_Data_
________
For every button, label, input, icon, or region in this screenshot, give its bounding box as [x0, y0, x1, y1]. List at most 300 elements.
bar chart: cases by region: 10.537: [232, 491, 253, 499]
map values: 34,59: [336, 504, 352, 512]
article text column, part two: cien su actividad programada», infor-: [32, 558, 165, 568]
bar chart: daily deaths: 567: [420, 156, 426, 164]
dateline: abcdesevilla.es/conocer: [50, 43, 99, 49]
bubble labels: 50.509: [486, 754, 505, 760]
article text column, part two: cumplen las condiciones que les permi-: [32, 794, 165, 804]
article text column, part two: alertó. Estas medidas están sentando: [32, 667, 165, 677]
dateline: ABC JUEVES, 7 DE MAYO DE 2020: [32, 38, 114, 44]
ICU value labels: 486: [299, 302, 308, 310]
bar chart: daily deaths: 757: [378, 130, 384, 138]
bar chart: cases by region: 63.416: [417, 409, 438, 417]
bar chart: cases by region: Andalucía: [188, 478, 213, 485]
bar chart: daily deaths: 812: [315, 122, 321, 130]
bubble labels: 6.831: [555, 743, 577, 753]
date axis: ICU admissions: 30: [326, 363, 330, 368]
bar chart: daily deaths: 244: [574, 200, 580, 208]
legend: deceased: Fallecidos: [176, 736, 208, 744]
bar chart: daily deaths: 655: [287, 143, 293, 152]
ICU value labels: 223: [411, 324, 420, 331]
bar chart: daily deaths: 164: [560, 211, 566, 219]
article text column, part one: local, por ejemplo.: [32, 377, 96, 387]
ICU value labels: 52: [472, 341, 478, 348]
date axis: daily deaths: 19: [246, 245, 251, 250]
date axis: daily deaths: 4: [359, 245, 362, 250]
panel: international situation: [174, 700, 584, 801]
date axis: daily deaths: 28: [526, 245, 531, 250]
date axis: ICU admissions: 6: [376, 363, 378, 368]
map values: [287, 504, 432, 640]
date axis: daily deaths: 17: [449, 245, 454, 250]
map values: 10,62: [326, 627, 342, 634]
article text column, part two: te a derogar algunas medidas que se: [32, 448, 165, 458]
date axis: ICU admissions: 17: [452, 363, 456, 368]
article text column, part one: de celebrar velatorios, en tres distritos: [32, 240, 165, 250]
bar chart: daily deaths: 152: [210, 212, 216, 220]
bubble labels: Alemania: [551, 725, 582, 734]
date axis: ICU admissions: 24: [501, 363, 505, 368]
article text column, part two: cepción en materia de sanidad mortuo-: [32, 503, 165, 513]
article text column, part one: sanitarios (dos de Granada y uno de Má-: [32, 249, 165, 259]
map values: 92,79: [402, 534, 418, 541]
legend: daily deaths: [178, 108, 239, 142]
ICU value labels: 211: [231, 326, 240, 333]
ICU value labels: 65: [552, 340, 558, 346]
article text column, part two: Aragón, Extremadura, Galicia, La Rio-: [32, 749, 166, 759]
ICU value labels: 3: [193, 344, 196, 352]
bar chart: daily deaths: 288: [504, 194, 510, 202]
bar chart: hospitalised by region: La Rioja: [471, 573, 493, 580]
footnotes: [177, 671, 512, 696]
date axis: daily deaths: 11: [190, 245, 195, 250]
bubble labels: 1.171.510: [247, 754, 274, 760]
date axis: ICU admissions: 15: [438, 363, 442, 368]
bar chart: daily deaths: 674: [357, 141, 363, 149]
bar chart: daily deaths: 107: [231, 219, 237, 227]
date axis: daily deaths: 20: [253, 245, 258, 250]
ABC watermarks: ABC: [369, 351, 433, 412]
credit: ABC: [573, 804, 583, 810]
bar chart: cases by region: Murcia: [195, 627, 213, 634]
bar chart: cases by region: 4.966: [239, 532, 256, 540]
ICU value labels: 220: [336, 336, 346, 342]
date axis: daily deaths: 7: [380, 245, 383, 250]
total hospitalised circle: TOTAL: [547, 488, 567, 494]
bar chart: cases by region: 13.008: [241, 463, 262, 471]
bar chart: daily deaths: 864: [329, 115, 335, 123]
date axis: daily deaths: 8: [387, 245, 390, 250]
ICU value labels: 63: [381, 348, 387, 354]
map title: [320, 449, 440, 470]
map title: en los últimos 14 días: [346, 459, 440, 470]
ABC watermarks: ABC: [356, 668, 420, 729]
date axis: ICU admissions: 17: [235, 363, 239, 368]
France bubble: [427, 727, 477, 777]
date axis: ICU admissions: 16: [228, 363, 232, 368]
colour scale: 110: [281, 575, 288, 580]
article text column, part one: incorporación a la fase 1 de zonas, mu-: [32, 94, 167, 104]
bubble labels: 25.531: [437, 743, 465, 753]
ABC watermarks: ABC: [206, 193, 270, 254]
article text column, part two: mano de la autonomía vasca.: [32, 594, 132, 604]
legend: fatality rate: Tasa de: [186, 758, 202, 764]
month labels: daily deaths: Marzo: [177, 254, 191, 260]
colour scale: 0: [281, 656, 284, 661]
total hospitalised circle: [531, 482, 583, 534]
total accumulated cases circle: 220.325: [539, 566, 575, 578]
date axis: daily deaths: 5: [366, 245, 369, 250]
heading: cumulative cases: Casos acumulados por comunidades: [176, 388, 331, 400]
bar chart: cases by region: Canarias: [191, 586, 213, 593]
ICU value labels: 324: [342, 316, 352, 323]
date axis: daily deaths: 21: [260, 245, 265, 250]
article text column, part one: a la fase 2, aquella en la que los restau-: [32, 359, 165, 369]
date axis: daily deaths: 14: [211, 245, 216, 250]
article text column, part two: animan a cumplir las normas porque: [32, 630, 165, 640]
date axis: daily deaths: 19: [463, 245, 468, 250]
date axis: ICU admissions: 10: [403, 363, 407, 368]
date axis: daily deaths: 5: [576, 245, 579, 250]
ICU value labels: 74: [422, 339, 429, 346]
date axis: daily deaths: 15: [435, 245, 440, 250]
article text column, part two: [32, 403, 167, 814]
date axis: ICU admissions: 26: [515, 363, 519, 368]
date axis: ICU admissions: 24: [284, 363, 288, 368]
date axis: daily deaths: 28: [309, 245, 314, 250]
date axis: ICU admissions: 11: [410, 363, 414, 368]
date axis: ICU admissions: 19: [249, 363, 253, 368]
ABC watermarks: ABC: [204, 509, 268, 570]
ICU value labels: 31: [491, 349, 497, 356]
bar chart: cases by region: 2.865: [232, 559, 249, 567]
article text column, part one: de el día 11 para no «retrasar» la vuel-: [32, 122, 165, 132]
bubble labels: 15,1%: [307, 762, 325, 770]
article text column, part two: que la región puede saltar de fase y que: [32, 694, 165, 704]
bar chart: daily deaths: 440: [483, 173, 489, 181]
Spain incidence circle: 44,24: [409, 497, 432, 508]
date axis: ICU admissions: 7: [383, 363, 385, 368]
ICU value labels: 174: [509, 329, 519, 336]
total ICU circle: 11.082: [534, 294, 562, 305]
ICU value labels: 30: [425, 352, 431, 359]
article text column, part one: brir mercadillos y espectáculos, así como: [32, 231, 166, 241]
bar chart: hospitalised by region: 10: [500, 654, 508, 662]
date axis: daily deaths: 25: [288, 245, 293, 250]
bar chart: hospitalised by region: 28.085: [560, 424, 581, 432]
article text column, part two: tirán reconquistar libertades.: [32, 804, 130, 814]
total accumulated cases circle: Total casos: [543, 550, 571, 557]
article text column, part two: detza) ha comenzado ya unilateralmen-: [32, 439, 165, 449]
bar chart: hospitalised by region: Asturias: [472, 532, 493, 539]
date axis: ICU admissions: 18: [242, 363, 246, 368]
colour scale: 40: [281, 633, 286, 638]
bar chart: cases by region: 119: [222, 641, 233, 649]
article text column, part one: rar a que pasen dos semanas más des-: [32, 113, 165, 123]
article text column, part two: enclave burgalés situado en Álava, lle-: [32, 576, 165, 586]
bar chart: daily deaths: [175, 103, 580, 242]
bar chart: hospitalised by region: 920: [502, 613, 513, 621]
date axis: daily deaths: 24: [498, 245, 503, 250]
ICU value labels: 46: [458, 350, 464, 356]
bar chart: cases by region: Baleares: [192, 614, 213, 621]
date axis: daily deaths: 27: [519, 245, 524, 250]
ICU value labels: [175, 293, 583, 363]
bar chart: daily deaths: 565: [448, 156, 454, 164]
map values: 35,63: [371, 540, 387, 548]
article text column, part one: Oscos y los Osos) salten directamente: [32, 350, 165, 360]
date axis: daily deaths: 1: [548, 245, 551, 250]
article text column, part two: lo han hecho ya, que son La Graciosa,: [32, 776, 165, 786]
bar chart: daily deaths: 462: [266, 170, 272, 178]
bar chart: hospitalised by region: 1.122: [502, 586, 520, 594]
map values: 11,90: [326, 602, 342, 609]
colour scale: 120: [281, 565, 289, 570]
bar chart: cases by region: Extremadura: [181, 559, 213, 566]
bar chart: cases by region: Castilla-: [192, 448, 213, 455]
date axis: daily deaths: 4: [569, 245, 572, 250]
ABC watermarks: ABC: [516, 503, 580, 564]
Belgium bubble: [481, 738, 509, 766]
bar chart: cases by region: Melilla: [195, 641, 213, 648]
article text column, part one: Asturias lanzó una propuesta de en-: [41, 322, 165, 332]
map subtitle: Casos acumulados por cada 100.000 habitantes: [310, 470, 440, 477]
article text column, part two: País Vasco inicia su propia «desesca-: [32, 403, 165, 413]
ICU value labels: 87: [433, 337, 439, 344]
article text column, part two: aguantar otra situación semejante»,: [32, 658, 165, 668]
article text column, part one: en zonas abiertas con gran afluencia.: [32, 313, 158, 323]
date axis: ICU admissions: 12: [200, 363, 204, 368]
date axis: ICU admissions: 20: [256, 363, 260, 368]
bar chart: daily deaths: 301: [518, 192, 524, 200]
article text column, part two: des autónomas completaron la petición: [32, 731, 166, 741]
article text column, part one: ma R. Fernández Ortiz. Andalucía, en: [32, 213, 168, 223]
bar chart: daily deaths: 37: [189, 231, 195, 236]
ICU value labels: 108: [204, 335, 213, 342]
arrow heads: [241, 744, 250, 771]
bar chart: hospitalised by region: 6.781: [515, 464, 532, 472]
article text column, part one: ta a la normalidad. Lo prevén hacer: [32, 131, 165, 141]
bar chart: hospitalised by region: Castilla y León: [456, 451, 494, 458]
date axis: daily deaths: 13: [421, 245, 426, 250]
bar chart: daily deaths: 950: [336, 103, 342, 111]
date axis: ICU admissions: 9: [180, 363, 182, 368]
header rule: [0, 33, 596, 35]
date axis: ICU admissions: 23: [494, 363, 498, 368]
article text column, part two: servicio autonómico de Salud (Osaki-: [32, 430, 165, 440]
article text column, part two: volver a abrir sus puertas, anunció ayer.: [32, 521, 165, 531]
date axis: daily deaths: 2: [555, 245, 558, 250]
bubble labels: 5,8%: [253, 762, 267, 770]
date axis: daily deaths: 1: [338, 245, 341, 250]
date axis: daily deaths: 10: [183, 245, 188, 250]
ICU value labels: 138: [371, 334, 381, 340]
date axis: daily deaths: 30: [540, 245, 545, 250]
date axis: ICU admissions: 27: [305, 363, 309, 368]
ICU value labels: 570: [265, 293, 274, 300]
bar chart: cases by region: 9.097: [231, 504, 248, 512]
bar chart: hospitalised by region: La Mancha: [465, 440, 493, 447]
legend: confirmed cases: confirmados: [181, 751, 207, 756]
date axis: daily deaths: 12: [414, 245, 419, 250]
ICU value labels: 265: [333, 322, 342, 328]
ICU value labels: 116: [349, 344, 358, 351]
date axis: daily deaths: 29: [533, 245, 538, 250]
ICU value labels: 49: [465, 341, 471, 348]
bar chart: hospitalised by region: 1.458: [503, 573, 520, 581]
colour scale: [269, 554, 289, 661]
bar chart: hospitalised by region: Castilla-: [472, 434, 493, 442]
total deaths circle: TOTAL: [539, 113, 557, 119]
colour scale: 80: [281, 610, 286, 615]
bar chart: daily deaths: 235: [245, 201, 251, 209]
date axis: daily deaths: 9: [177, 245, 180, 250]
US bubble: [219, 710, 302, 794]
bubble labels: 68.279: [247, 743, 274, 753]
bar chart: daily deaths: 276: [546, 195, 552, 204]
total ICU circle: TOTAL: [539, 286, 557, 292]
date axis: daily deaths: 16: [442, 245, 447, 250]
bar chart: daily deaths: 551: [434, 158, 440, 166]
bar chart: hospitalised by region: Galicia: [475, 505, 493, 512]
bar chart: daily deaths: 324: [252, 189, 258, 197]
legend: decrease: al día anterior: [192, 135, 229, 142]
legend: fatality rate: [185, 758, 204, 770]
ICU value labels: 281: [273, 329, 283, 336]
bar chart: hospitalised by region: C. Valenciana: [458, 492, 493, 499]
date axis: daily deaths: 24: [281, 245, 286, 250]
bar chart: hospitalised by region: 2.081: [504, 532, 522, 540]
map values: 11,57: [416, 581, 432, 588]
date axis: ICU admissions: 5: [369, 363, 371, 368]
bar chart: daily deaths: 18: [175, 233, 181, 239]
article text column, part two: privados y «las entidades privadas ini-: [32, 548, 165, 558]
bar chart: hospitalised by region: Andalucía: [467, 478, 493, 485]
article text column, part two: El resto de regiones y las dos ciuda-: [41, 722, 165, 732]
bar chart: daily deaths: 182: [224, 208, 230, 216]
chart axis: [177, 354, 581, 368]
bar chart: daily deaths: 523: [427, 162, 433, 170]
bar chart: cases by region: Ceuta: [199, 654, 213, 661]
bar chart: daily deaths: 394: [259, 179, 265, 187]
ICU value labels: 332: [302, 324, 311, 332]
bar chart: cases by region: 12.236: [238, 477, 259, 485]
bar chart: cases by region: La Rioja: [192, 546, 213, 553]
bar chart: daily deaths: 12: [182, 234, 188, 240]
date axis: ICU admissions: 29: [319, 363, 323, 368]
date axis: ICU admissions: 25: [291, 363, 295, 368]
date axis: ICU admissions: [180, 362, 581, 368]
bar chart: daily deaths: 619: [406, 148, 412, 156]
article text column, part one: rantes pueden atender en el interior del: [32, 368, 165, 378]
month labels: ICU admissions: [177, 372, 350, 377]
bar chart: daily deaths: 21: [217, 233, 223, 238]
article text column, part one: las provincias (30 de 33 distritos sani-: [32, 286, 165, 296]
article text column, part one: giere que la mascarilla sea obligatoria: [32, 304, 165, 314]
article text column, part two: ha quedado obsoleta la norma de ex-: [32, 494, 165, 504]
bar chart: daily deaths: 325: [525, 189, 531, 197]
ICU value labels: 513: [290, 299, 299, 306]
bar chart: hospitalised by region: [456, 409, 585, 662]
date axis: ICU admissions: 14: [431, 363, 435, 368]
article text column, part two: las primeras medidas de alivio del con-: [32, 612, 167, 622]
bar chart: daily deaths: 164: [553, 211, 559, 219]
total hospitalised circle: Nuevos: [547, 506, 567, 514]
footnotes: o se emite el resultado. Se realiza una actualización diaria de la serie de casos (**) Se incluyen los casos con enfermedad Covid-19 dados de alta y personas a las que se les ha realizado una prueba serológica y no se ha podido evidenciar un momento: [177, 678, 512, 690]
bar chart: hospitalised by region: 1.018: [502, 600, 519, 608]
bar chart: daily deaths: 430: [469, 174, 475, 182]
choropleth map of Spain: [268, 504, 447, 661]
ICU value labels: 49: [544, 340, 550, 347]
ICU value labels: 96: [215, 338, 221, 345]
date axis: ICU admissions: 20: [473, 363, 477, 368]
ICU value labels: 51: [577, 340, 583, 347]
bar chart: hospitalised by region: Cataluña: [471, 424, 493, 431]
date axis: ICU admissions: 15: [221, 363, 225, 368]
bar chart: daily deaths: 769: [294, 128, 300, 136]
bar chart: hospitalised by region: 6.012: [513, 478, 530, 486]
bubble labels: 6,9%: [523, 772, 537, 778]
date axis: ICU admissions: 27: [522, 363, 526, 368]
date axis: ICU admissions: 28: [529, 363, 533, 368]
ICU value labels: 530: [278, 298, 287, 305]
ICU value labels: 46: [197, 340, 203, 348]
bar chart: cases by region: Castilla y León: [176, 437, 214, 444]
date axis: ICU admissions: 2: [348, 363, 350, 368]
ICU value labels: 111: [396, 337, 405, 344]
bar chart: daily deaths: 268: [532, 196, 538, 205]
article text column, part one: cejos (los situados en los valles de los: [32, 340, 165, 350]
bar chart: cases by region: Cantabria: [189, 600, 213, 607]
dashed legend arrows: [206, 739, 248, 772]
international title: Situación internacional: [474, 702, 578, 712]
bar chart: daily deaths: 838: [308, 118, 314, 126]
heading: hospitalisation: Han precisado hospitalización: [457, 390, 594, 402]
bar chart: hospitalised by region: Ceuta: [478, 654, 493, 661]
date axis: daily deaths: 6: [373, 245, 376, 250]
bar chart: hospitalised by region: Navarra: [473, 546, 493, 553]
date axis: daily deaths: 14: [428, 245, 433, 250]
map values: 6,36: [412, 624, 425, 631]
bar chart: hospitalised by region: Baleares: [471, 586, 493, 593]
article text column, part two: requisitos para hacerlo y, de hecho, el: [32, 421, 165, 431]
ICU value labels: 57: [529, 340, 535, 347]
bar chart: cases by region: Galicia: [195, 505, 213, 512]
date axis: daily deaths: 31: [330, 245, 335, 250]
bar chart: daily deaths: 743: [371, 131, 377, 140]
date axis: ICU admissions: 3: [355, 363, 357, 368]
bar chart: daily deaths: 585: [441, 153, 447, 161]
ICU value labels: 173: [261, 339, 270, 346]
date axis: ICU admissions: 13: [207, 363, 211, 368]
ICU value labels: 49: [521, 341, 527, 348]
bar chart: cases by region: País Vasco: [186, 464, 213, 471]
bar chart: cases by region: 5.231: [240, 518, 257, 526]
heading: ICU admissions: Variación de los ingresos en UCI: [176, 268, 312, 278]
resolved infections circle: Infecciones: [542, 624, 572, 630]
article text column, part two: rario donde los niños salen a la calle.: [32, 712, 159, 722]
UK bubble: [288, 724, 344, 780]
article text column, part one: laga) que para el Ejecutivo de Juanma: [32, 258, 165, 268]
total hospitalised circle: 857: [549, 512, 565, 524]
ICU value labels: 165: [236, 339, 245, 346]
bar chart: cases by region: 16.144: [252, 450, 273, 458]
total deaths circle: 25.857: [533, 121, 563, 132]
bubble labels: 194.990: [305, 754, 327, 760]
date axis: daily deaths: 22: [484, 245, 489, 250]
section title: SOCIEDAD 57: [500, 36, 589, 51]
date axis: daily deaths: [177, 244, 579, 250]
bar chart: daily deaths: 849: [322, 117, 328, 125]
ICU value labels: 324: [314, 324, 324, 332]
________
_Directive_
Copy word for word the lines of the listing from its very first line through the line that contains "map values: 34,59: [336, 504, 352, 512]", with both ends included.

_Exercise output_
For every button, label, input, icon, or region in this screenshot, give its bounding box as [x0, y0, x1, y1]. List at most 300 elements.
bar chart: cases by region: 10.537: [232, 491, 253, 499]
map values: 34,59: [336, 504, 352, 512]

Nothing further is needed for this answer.